Records from a data collection:
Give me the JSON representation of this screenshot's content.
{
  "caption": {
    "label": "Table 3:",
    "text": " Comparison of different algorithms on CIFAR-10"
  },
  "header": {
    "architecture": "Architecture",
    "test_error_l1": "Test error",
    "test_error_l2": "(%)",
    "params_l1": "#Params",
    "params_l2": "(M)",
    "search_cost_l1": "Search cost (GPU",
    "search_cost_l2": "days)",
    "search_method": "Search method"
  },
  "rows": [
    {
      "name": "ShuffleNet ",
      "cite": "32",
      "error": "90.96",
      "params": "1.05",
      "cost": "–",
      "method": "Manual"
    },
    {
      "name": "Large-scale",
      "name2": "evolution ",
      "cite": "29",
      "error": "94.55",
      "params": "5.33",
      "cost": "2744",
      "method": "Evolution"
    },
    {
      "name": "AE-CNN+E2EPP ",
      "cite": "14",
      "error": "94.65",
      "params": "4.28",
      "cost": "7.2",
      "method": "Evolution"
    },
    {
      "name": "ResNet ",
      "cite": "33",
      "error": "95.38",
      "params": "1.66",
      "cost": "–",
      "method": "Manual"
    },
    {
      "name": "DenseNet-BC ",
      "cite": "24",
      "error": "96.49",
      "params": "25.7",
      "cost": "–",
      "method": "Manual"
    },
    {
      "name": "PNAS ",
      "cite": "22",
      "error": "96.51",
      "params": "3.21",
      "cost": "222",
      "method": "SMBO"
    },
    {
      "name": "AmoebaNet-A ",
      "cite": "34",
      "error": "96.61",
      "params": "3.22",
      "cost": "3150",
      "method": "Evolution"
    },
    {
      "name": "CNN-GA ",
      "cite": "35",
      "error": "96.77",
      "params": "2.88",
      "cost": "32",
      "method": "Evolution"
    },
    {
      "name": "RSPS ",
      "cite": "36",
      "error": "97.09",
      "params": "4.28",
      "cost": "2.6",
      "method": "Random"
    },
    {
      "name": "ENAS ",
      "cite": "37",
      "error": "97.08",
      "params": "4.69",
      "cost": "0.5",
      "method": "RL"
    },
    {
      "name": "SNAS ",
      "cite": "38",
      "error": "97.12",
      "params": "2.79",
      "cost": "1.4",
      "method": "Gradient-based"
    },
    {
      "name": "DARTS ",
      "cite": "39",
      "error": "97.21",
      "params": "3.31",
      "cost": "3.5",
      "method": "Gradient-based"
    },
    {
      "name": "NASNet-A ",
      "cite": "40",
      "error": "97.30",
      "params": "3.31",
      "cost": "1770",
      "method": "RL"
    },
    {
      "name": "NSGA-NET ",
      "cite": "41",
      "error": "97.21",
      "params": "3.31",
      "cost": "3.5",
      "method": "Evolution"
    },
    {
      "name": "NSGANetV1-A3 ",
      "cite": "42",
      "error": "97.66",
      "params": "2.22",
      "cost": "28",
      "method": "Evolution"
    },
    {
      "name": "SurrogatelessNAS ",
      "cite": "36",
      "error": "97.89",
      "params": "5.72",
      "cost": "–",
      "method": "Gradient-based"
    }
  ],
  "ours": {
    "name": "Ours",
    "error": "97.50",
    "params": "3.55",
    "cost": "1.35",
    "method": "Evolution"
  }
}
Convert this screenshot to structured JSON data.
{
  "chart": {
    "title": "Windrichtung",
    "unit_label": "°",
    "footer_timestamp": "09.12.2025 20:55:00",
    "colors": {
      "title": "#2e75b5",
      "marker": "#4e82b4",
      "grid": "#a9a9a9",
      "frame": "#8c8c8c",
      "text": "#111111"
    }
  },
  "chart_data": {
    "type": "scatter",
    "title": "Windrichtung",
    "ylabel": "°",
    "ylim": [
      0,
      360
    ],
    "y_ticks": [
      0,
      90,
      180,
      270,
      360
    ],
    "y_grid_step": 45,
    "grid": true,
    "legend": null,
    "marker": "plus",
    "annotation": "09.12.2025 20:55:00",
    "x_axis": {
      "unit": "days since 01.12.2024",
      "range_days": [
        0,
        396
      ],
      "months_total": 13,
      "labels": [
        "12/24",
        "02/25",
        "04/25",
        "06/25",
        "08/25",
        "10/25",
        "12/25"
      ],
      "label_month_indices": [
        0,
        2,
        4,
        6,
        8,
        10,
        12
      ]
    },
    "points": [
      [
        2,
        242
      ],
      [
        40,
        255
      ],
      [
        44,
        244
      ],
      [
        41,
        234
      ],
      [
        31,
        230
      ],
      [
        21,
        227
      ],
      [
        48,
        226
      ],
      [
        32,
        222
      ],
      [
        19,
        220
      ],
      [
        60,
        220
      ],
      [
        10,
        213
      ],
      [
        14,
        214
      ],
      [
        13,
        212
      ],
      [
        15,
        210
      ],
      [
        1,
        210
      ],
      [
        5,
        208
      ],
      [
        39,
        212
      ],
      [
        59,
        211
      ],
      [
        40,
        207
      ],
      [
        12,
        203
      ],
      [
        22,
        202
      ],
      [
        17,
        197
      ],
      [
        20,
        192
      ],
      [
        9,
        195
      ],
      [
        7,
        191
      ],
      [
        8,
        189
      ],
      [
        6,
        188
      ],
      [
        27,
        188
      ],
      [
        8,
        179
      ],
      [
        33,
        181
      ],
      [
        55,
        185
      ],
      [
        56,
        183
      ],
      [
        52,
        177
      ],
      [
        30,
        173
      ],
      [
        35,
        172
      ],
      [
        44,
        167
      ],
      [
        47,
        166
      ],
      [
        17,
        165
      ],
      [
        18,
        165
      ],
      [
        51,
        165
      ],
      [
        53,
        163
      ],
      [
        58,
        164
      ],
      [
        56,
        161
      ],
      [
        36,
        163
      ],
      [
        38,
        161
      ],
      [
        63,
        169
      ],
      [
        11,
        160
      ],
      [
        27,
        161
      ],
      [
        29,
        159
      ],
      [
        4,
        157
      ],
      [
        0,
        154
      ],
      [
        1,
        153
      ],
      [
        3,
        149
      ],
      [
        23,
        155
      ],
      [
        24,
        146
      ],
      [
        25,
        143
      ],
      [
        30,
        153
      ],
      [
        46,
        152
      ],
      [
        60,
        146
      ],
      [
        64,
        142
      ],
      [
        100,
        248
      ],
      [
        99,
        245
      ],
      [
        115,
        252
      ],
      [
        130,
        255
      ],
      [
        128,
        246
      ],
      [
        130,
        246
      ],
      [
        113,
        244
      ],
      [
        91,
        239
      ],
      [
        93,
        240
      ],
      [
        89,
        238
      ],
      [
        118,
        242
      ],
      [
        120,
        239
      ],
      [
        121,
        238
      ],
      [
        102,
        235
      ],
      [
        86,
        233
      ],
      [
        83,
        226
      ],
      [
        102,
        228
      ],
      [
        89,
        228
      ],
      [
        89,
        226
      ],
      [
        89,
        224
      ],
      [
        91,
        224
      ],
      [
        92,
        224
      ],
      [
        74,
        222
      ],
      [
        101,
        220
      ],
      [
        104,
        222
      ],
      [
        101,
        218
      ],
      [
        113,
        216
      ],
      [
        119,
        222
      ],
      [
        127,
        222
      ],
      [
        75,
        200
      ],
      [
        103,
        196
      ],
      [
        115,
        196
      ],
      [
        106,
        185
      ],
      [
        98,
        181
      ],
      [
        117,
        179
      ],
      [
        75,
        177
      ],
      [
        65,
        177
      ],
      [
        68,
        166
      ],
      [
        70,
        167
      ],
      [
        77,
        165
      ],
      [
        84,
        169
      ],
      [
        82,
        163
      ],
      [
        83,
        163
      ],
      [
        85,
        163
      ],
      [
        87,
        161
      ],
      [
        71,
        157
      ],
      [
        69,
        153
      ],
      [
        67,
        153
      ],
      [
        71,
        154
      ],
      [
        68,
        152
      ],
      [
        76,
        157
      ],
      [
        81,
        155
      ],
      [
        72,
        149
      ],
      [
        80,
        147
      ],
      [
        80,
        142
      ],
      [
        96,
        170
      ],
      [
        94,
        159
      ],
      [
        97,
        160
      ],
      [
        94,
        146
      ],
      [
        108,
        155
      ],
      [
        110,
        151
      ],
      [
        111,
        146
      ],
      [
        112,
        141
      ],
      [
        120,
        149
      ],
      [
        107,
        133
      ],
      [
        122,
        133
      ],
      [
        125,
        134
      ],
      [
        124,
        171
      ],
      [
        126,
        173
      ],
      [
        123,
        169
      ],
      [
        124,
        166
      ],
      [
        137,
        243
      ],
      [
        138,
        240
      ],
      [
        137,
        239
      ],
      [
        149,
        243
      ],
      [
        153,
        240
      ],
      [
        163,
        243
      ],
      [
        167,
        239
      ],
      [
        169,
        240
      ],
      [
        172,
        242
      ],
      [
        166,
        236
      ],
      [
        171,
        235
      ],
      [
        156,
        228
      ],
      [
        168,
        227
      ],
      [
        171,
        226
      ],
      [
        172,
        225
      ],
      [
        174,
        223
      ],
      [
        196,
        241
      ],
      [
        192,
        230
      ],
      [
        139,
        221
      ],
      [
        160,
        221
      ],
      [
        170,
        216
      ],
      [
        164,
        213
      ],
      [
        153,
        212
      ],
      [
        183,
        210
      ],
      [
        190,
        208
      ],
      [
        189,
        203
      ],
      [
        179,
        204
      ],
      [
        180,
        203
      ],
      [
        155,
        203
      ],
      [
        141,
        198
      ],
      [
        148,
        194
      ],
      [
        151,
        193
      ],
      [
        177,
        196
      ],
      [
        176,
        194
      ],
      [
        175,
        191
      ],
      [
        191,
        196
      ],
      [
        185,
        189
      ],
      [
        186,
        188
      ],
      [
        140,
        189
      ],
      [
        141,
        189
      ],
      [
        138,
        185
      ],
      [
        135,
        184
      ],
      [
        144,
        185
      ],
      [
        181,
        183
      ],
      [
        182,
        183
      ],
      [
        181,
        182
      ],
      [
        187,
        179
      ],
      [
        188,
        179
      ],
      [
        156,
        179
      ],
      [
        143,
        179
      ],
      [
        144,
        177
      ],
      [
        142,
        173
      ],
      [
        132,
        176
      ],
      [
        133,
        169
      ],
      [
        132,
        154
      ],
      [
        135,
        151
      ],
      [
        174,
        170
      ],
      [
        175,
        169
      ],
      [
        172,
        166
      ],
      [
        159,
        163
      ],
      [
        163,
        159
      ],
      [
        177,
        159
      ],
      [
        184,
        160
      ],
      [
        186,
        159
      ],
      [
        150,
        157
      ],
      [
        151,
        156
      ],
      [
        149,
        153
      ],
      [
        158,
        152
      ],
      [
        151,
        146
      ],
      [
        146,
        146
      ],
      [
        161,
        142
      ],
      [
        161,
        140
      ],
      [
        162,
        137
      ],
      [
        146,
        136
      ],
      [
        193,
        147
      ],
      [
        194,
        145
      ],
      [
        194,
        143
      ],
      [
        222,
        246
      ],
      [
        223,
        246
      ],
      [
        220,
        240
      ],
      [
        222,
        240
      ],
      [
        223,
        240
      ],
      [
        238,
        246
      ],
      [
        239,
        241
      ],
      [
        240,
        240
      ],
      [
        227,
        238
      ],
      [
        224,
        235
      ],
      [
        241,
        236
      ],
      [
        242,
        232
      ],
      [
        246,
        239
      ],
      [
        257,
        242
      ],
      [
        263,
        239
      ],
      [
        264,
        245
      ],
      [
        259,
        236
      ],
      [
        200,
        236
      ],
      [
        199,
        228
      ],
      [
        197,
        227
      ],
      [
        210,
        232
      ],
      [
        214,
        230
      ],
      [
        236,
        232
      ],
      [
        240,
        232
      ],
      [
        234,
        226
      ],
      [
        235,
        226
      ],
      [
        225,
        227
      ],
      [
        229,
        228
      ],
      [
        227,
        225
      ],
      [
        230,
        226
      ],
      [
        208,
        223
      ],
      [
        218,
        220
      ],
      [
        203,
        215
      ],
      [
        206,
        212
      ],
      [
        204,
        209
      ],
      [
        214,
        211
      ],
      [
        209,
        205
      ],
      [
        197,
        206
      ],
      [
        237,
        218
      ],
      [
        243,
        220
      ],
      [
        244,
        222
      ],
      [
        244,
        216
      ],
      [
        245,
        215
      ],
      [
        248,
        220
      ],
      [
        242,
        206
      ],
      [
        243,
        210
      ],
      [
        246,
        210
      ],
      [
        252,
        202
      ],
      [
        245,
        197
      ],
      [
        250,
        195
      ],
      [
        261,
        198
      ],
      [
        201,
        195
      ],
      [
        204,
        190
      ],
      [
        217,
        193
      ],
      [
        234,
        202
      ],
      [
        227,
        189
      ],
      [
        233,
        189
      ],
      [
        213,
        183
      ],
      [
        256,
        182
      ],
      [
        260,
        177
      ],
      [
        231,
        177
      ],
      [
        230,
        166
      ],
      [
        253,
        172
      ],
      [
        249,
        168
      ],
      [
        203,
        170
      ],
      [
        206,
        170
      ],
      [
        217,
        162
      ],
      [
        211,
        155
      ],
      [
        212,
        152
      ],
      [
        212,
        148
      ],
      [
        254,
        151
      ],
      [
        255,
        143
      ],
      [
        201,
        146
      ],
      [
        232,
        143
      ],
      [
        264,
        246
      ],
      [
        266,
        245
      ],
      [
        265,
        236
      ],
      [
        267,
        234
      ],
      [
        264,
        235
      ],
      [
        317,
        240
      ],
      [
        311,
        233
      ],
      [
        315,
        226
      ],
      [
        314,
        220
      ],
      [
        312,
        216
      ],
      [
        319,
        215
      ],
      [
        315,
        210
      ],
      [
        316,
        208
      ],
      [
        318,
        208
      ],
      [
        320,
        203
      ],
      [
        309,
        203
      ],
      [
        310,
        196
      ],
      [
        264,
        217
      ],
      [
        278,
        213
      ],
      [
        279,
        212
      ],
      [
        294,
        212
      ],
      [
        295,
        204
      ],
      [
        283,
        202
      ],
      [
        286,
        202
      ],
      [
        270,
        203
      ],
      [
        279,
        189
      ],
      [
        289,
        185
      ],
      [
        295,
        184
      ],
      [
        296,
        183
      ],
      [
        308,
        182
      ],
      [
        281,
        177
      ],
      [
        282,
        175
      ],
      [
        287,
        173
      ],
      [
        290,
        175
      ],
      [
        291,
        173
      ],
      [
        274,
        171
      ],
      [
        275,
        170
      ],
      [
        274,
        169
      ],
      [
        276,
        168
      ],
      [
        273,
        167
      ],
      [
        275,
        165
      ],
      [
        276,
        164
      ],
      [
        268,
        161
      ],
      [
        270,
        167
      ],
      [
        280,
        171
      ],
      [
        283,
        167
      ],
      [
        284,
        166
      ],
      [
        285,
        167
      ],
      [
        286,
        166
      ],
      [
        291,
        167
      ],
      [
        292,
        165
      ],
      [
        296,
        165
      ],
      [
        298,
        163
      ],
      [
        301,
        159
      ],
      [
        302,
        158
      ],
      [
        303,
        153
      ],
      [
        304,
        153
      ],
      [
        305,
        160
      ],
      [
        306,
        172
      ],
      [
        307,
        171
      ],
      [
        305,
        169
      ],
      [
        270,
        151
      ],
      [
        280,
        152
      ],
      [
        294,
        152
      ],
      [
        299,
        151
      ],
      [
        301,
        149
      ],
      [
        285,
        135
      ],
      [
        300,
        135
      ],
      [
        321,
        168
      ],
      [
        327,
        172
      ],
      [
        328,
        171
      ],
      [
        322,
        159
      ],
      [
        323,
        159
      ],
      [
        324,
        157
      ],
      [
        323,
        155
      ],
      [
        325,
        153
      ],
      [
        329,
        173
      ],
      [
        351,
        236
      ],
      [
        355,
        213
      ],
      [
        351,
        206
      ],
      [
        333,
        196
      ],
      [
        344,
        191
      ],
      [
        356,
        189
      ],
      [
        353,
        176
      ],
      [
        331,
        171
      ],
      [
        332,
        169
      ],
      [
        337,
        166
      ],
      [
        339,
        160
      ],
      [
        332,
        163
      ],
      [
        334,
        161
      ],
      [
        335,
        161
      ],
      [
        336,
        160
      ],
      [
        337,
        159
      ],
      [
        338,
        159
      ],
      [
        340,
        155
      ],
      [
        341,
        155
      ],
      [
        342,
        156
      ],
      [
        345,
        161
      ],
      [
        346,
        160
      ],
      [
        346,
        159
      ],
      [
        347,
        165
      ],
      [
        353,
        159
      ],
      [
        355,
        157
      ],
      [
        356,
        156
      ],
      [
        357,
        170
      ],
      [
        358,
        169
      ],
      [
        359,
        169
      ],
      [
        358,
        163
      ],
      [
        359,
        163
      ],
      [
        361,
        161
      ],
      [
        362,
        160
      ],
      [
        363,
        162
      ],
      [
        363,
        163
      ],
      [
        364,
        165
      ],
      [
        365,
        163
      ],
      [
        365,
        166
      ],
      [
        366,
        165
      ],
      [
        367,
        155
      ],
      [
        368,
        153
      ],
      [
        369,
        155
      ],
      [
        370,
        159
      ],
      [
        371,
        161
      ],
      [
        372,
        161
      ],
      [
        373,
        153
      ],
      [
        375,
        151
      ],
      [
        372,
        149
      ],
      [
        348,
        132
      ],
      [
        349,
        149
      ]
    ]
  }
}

> **Request**: Count every line in the listing above that holds "this", then report only the count.

> **Task output**: 2